● **AIM OF THE TASK**: Every record should be written out exactly, please.

● **TASK INPUTS**:
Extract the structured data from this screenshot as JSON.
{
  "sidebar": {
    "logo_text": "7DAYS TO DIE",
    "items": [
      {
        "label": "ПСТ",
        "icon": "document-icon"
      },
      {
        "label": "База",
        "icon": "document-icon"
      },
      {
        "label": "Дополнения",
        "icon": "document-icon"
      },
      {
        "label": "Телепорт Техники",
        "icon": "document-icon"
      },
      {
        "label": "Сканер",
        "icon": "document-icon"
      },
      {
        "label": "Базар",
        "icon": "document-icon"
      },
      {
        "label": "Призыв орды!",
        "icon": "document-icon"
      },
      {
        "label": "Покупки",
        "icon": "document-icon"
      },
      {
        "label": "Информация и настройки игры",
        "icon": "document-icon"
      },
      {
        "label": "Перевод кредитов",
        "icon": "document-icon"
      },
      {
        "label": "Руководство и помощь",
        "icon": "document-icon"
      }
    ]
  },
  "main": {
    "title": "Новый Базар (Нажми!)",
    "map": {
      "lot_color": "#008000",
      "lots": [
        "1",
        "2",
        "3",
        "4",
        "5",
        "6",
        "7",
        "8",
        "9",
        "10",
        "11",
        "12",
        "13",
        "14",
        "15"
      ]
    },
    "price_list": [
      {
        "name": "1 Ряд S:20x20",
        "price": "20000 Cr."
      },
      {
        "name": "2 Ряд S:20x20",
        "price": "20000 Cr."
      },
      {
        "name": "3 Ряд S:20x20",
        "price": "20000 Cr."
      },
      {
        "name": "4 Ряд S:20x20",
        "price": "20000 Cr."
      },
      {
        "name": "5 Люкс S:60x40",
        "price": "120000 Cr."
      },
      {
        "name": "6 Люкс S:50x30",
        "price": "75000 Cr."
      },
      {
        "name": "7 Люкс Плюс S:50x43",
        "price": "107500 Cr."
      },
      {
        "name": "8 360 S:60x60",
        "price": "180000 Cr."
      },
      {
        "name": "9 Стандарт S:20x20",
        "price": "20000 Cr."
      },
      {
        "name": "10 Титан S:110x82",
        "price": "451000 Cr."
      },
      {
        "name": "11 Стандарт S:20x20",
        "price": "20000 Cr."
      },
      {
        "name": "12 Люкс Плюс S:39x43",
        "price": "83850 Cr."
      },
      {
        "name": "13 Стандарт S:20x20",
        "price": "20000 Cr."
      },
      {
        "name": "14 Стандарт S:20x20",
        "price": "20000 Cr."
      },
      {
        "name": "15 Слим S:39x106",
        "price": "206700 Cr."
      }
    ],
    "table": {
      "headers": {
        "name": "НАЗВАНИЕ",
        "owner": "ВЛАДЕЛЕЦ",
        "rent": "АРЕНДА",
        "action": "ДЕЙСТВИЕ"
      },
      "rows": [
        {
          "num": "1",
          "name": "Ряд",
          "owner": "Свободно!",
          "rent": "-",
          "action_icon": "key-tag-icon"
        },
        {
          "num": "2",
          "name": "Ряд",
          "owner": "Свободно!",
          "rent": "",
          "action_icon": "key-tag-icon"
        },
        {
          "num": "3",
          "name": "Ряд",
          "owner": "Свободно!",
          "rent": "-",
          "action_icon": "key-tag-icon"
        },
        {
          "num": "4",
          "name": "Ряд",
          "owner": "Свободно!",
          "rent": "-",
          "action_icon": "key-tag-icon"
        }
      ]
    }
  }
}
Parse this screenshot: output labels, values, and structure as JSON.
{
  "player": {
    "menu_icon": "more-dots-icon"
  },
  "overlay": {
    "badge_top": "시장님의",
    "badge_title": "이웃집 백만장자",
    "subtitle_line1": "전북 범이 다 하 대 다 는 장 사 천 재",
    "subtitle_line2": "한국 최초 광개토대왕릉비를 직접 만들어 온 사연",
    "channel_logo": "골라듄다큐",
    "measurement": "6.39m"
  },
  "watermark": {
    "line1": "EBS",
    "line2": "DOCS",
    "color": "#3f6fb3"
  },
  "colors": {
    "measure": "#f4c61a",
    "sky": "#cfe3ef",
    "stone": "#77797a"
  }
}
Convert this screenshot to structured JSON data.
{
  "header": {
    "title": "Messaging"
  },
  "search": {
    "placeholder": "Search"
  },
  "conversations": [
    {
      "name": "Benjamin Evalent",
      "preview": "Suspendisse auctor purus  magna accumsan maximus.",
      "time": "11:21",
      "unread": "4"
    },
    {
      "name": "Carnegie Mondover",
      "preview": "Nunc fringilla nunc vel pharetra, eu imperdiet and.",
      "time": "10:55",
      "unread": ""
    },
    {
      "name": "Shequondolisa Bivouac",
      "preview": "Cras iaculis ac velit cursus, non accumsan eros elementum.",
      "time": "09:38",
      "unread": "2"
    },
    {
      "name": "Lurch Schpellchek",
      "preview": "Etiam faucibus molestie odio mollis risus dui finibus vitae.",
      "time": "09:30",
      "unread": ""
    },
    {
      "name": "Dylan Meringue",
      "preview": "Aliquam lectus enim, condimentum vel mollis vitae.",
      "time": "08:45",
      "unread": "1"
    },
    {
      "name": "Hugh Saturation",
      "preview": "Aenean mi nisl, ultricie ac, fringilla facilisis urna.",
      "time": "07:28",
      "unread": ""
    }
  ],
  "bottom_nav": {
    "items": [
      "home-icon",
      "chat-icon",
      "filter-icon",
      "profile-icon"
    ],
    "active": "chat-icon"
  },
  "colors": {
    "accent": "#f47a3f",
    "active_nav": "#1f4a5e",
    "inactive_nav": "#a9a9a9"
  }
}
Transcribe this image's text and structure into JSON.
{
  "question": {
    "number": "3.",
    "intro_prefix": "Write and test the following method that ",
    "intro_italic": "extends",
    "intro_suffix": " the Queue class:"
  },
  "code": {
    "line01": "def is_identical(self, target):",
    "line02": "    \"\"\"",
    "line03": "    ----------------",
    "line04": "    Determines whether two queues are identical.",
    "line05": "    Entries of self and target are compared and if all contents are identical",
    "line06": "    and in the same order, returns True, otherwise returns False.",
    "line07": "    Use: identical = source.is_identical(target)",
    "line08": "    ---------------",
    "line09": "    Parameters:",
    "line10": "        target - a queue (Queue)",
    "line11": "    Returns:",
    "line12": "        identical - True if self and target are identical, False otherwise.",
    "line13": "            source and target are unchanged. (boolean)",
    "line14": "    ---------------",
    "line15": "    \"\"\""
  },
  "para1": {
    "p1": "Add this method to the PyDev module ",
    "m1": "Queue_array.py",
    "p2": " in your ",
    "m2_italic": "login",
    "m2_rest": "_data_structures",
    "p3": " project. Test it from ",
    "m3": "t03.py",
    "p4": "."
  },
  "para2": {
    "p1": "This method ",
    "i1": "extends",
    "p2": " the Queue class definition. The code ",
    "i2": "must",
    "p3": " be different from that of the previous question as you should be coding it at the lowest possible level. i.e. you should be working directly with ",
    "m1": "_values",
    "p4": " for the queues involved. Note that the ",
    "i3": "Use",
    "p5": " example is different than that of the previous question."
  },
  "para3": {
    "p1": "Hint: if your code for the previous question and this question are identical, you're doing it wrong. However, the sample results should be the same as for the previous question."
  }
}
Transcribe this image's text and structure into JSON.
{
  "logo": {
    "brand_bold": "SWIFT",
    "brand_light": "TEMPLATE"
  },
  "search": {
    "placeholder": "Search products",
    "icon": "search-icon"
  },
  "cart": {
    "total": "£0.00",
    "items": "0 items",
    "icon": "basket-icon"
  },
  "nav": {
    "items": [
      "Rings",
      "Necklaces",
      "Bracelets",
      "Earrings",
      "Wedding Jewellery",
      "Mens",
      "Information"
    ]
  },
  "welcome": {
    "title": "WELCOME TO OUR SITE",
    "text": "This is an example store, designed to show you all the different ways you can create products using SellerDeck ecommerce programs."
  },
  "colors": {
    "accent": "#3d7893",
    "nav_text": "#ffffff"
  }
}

● **RESULT BELOW**:
Extract the structured data from this screenshot as JSON.
{
  "sidebar": {
    "logo_text": "7DAYS TO DIE",
    "items": [
      {
        "label": "ПСТ",
        "icon": "document-icon"
      },
      {
        "label": "База",
        "icon": "document-icon"
      },
      {
        "label": "Дополнения",
        "icon": "document-icon"
      },
      {
        "label": "Телепорт Техники",
        "icon": "document-icon"
      },
      {
        "label": "Сканер",
        "icon": "document-icon"
      },
      {
        "label": "Базар",
        "icon": "document-icon"
      },
      {
        "label": "Призыв орды!",
        "icon": "document-icon"
      },
      {
        "label": "Покупки",
        "icon": "document-icon"
      },
      {
        "label": "Информация и настройки игры",
        "icon": "document-icon"
      },
      {
        "label": "Перевод кредитов",
        "icon": "document-icon"
      },
      {
        "label": "Руководство и помощь",
        "icon": "document-icon"
      }
    ]
  },
  "main": {
    "title": "Новый Базар (Нажми!)",
    "map": {
      "lot_color": "#008000",
      "lots": [
        "1",
        "2",
        "3",
        "4",
        "5",
        "6",
        "7",
        "8",
        "9",
        "10",
        "11",
        "12",
        "13",
        "14",
        "15"
      ]
    },
    "price_list": [
      {
        "name": "1 Ряд S:20x20",
        "price": "20000 Cr."
      },
      {
        "name": "2 Ряд S:20x20",
        "price": "20000 Cr."
      },
      {
        "name": "3 Ряд S:20x20",
        "price": "20000 Cr."
      },
      {
        "name": "4 Ряд S:20x20",
        "price": "20000 Cr."
      },
      {
        "name": "5 Люкс S:60x40",
        "price": "120000 Cr."
      },
      {
        "name": "6 Люкс S:50x30",
        "price": "75000 Cr."
      },
      {
        "name": "7 Люкс Плюс S:50x43",
        "price": "107500 Cr."
      },
      {
        "name": "8 360 S:60x60",
        "price": "180000 Cr."
      },
      {
        "name": "9 Стандарт S:20x20",
        "price": "20000 Cr."
      },
      {
        "name": "10 Титан S:110x82",
        "price": "451000 Cr."
      },
      {
        "name": "11 Стандарт S:20x20",
        "price": "20000 Cr."
      },
      {
        "name": "12 Люкс Плюс S:39x43",
        "price": "83850 Cr."
      },
      {
        "name": "13 Стандарт S:20x20",
        "price": "20000 Cr."
      },
      {
        "name": "14 Стандарт S:20x20",
        "price": "20000 Cr."
      },
      {
        "name": "15 Слим S:39x106",
        "price": "206700 Cr."
      }
    ],
    "table": {
      "headers": {
        "name": "НАЗВАНИЕ",
        "owner": "ВЛАДЕЛЕЦ",
        "rent": "АРЕНДА",
        "action": "ДЕЙСТВИЕ"
      },
      "rows": [
        {
          "num": "1",
          "name": "Ряд",
          "owner": "Свободно!",
          "rent": "-",
          "action_icon": "key-tag-icon"
        },
        {
          "num": "2",
          "name": "Ряд",
          "owner": "Свободно!",
          "rent": "",
          "action_icon": "key-tag-icon"
        },
        {
          "num": "3",
          "name": "Ряд",
          "owner": "Свободно!",
          "rent": "-",
          "action_icon": "key-tag-icon"
        },
        {
          "num": "4",
          "name": "Ряд",
          "owner": "Свободно!",
          "rent": "-",
          "action_icon": "key-tag-icon"
        }
      ]
    }
  }
}
Parse this screenshot: output labels, values, and structure as JSON.
{
  "player": {
    "menu_icon": "more-dots-icon"
  },
  "overlay": {
    "badge_top": "시장님의",
    "badge_title": "이웃집 백만장자",
    "subtitle_line1": "전북 범이 다 하 대 다 는 장 사 천 재",
    "subtitle_line2": "한국 최초 광개토대왕릉비를 직접 만들어 온 사연",
    "channel_logo": "골라듄다큐",
    "measurement": "6.39m"
  },
  "watermark": {
    "line1": "EBS",
    "line2": "DOCS",
    "color": "#3f6fb3"
  },
  "colors": {
    "measure": "#f4c61a",
    "sky": "#cfe3ef",
    "stone": "#77797a"
  }
}
Convert this screenshot to structured JSON data.
{
  "header": {
    "title": "Messaging"
  },
  "search": {
    "placeholder": "Search"
  },
  "conversations": [
    {
      "name": "Benjamin Evalent",
      "preview": "Suspendisse auctor purus  magna accumsan maximus.",
      "time": "11:21",
      "unread": "4"
    },
    {
      "name": "Carnegie Mondover",
      "preview": "Nunc fringilla nunc vel pharetra, eu imperdiet and.",
      "time": "10:55",
      "unread": ""
    },
    {
      "name": "Shequondolisa Bivouac",
      "preview": "Cras iaculis ac velit cursus, non accumsan eros elementum.",
      "time": "09:38",
      "unread": "2"
    },
    {
      "name": "Lurch Schpellchek",
      "preview": "Etiam faucibus molestie odio mollis risus dui finibus vitae.",
      "time": "09:30",
      "unread": ""
    },
    {
      "name": "Dylan Meringue",
      "preview": "Aliquam lectus enim, condimentum vel mollis vitae.",
      "time": "08:45",
      "unread": "1"
    },
    {
      "name": "Hugh Saturation",
      "preview": "Aenean mi nisl, ultricie ac, fringilla facilisis urna.",
      "time": "07:28",
      "unread": ""
    }
  ],
  "bottom_nav": {
    "items": [
      "home-icon",
      "chat-icon",
      "filter-icon",
      "profile-icon"
    ],
    "active": "chat-icon"
  },
  "colors": {
    "accent": "#f47a3f",
    "active_nav": "#1f4a5e",
    "inactive_nav": "#a9a9a9"
  }
}
Transcribe this image's text and structure into JSON.
{
  "question": {
    "number": "3.",
    "intro_prefix": "Write and test the following method that ",
    "intro_italic": "extends",
    "intro_suffix": " the Queue class:"
  },
  "code": {
    "line01": "def is_identical(self, target):",
    "line02": "    \"\"\"",
    "line03": "    ----------------",
    "line04": "    Determines whether two queues are identical.",
    "line05": "    Entries of self and target are compared and if all contents are identical",
    "line06": "    and in the same order, returns True, otherwise returns False.",
    "line07": "    Use: identical = source.is_identical(target)",
    "line08": "    ---------------",
    "line09": "    Parameters:",
    "line10": "        target - a queue (Queue)",
    "line11": "    Returns:",
    "line12": "        identical - True if self and target are identical, False otherwise.",
    "line13": "            source and target are unchanged. (boolean)",
    "line14": "    ---------------",
    "line15": "    \"\"\""
  },
  "para1": {
    "p1": "Add this method to the PyDev module ",
    "m1": "Queue_array.py",
    "p2": " in your ",
    "m2_italic": "login",
    "m2_rest": "_data_structures",
    "p3": " project. Test it from ",
    "m3": "t03.py",
    "p4": "."
  },
  "para2": {
    "p1": "This method ",
    "i1": "extends",
    "p2": " the Queue class definition. The code ",
    "i2": "must",
    "p3": " be different from that of the previous question as you should be coding it at the lowest possible level. i.e. you should be working directly with ",
    "m1": "_values",
    "p4": " for the queues involved. Note that the ",
    "i3": "Use",
    "p5": " example is different than that of the previous question."
  },
  "para3": {
    "p1": "Hint: if your code for the previous question and this question are identical, you're doing it wrong. However, the sample results should be the same as for the previous question."
  }
}
Transcribe this image's text and structure into JSON.
{
  "logo": {
    "brand_bold": "SWIFT",
    "brand_light": "TEMPLATE"
  },
  "search": {
    "placeholder": "Search products",
    "icon": "search-icon"
  },
  "cart": {
    "total": "£0.00",
    "items": "0 items",
    "icon": "basket-icon"
  },
  "nav": {
    "items": [
      "Rings",
      "Necklaces",
      "Bracelets",
      "Earrings",
      "Wedding Jewellery",
      "Mens",
      "Information"
    ]
  },
  "welcome": {
    "title": "WELCOME TO OUR SITE",
    "text": "This is an example store, designed to show you all the different ways you can create products using SellerDeck ecommerce programs."
  },
  "colors": {
    "accent": "#3d7893",
    "nav_text": "#ffffff"
  }
}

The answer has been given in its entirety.